BEGIN
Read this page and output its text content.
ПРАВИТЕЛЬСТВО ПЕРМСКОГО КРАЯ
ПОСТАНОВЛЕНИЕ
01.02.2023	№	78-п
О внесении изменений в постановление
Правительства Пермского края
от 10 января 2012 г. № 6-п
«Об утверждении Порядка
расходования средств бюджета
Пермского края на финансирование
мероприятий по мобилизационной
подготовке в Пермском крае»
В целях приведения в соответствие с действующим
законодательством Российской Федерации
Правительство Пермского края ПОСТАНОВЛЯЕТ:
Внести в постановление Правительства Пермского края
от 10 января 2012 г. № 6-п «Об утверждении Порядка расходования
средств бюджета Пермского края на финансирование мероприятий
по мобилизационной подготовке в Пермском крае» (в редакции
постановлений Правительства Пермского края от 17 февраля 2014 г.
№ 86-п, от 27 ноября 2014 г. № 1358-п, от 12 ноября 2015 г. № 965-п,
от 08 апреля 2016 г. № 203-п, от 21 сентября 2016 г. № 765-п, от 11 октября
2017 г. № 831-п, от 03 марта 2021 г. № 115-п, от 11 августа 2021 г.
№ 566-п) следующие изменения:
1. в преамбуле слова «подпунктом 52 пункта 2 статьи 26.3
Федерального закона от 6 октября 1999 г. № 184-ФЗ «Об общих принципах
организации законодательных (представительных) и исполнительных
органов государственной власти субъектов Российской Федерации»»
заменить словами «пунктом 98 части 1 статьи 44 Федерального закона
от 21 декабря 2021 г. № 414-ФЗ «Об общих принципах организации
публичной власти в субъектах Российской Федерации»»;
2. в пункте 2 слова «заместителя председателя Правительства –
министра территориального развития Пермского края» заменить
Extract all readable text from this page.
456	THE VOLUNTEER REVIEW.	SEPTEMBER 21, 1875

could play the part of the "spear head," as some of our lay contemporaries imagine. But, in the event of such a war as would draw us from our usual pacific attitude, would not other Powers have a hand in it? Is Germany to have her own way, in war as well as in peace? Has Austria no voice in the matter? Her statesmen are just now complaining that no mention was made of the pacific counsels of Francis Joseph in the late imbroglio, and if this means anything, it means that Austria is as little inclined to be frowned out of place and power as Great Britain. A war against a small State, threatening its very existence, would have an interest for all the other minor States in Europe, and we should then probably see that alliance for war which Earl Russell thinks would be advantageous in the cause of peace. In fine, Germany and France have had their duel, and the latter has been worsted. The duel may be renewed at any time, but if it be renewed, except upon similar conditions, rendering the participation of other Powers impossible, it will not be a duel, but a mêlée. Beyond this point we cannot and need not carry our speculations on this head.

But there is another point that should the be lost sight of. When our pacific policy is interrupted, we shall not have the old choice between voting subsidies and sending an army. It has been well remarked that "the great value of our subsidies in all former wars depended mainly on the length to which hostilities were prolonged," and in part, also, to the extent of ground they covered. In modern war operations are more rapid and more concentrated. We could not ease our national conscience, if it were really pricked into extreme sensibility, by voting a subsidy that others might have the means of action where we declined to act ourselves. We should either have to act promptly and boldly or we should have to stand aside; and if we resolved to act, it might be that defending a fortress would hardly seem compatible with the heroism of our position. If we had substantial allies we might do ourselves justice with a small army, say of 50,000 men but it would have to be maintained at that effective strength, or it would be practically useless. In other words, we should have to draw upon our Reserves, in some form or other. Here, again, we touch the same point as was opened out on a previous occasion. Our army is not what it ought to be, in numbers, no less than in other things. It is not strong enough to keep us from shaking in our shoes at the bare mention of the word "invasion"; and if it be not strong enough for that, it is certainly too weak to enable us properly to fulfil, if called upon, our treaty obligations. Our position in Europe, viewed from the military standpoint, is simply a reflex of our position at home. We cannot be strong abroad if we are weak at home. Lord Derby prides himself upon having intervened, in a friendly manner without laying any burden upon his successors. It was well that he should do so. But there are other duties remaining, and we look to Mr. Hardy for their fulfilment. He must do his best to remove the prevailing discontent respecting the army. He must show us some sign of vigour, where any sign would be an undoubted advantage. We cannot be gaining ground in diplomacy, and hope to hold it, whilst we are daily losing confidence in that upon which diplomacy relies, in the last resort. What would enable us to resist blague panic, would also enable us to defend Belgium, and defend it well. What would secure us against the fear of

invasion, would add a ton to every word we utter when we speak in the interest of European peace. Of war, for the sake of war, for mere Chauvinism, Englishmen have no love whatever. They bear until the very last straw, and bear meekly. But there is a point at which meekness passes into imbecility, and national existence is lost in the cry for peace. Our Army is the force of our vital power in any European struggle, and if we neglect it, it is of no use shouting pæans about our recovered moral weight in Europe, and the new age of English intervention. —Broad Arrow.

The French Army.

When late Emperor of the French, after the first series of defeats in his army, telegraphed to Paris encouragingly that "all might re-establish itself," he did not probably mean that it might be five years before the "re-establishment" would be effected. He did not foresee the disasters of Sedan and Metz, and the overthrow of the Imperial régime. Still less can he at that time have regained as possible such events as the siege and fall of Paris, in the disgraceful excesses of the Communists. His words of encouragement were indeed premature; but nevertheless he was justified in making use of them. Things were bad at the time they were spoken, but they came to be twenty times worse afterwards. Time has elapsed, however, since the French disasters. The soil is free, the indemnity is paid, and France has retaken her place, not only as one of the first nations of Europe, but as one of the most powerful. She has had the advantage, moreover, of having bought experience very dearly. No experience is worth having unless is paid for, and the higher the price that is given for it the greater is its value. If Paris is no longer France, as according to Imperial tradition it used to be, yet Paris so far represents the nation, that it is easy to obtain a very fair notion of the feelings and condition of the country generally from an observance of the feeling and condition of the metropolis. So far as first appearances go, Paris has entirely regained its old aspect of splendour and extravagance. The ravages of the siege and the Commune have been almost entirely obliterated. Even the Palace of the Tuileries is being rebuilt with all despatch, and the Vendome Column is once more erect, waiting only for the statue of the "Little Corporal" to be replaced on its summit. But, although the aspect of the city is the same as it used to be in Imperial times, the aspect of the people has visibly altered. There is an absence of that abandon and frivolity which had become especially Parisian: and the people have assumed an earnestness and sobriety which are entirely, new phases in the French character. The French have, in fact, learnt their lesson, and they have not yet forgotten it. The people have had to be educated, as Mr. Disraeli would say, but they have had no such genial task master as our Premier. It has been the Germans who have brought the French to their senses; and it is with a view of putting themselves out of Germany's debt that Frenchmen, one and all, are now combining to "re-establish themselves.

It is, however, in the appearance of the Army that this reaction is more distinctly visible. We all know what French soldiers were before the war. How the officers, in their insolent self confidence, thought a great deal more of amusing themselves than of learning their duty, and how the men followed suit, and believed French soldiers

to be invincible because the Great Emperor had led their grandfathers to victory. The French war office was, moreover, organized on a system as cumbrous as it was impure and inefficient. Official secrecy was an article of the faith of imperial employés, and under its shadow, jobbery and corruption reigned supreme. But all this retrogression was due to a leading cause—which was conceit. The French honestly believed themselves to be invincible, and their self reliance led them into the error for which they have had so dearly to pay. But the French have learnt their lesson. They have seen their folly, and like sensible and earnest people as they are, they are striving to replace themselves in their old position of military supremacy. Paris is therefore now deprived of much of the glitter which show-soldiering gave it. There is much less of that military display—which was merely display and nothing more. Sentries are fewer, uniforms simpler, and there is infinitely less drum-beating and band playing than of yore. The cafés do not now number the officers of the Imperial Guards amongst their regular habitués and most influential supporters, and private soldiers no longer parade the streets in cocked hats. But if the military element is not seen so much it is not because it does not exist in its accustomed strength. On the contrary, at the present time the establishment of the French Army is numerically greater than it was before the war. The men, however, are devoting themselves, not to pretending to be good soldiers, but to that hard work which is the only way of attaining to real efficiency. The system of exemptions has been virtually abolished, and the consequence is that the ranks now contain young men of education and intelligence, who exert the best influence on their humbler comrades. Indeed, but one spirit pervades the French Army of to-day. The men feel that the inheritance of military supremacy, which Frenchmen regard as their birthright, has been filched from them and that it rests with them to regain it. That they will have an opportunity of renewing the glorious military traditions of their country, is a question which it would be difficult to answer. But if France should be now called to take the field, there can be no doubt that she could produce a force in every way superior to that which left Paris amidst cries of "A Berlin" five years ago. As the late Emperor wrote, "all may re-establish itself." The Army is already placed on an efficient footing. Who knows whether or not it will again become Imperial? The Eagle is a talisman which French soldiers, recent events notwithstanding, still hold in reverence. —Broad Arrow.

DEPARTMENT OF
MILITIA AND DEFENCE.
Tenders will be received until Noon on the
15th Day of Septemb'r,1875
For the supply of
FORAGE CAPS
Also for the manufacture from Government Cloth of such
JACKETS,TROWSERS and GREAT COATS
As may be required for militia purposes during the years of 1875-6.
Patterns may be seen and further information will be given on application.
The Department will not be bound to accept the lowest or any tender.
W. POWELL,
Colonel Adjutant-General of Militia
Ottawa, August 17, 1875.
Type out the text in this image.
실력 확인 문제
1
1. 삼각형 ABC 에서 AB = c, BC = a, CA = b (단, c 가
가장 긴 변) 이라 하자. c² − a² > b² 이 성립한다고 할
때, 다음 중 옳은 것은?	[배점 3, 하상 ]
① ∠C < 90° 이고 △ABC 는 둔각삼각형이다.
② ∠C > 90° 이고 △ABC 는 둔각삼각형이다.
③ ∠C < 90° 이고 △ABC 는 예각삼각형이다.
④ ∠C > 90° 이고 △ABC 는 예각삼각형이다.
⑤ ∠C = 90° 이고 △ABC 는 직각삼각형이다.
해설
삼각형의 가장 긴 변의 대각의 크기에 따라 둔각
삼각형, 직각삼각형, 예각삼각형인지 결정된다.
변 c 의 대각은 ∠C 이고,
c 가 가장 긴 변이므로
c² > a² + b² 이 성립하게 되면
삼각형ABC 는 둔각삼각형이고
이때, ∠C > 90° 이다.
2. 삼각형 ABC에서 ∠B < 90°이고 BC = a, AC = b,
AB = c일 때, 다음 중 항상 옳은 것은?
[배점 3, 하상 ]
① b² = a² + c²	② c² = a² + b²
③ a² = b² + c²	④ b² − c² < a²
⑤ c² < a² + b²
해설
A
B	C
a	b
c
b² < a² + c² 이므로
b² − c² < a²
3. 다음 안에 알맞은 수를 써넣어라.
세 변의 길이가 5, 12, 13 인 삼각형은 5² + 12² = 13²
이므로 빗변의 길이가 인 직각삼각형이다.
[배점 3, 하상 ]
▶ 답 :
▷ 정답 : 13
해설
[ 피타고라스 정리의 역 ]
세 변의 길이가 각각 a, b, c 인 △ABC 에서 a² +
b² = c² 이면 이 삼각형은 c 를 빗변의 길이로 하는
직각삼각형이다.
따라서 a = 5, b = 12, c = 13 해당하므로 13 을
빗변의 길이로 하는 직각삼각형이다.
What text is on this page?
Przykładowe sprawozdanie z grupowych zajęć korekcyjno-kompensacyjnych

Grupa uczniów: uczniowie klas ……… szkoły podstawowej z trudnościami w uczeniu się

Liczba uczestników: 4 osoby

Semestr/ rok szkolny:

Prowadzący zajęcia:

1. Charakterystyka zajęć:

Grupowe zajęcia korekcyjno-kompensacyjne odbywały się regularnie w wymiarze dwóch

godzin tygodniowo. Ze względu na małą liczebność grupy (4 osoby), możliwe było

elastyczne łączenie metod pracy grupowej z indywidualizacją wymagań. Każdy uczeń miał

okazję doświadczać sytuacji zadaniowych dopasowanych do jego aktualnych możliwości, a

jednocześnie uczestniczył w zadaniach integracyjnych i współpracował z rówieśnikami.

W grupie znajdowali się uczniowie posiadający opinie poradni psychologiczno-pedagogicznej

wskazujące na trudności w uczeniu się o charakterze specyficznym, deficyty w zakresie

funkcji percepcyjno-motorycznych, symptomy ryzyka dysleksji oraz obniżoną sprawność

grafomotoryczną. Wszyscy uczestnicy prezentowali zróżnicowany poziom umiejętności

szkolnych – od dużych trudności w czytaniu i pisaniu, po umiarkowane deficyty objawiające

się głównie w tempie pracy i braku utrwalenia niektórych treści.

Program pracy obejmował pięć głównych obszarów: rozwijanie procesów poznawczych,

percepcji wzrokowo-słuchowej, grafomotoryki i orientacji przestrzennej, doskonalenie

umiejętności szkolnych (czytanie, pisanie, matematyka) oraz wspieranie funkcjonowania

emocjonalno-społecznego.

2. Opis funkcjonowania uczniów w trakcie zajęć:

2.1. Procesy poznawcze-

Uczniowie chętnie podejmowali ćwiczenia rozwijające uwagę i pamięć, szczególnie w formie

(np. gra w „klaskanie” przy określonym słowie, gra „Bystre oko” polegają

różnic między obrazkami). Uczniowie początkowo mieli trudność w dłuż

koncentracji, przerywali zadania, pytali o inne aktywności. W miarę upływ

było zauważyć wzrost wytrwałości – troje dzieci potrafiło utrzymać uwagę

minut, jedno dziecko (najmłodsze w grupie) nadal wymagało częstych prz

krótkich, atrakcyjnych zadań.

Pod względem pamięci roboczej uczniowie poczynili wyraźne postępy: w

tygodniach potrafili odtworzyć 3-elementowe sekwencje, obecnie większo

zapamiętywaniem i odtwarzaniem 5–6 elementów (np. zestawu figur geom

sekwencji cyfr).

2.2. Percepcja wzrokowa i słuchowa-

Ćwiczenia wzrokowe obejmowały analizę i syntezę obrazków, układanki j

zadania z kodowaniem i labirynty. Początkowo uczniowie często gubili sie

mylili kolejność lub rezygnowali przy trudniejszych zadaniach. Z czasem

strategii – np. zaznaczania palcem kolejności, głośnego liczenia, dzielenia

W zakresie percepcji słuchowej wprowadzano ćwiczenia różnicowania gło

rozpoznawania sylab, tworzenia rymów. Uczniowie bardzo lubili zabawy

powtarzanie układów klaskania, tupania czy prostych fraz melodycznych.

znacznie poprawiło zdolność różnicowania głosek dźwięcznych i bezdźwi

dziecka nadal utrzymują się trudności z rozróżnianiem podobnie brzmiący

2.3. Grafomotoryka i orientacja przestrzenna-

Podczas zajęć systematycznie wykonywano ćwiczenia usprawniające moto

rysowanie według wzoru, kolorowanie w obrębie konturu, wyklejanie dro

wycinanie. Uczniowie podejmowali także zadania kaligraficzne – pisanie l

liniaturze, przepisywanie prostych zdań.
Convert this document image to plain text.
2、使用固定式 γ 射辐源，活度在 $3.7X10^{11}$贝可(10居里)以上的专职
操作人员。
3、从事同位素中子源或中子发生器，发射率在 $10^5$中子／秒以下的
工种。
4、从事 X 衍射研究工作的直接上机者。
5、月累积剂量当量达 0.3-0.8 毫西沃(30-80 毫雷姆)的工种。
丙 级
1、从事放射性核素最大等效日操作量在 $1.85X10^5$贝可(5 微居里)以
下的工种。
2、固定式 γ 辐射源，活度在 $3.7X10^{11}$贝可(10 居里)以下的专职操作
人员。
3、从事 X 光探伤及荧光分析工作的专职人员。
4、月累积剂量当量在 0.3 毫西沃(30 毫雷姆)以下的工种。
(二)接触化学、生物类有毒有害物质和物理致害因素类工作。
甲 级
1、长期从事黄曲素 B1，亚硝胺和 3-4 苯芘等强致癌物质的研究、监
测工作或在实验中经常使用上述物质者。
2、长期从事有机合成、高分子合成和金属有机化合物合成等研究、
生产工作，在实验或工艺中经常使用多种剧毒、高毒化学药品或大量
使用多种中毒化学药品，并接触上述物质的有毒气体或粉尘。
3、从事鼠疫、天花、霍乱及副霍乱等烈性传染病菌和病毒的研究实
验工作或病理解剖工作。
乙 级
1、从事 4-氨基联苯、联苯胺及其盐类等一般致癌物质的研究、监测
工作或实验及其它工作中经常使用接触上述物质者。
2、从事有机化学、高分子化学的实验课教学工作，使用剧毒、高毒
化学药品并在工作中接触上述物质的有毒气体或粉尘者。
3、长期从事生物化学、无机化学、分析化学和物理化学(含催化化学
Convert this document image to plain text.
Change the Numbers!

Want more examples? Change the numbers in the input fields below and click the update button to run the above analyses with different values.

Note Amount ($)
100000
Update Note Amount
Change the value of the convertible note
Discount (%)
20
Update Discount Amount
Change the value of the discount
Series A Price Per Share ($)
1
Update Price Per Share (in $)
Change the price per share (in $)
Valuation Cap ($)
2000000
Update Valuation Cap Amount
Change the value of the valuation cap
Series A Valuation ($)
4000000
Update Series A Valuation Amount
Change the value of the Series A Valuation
END
### Directions
Lines from the records above that hold "Российской" are the ones to list.

### Solution below
законодательством Российской Федерации
органов государственной власти субъектов Российской Федерации»»
публичной власти в субъектах Российской Федерации»»;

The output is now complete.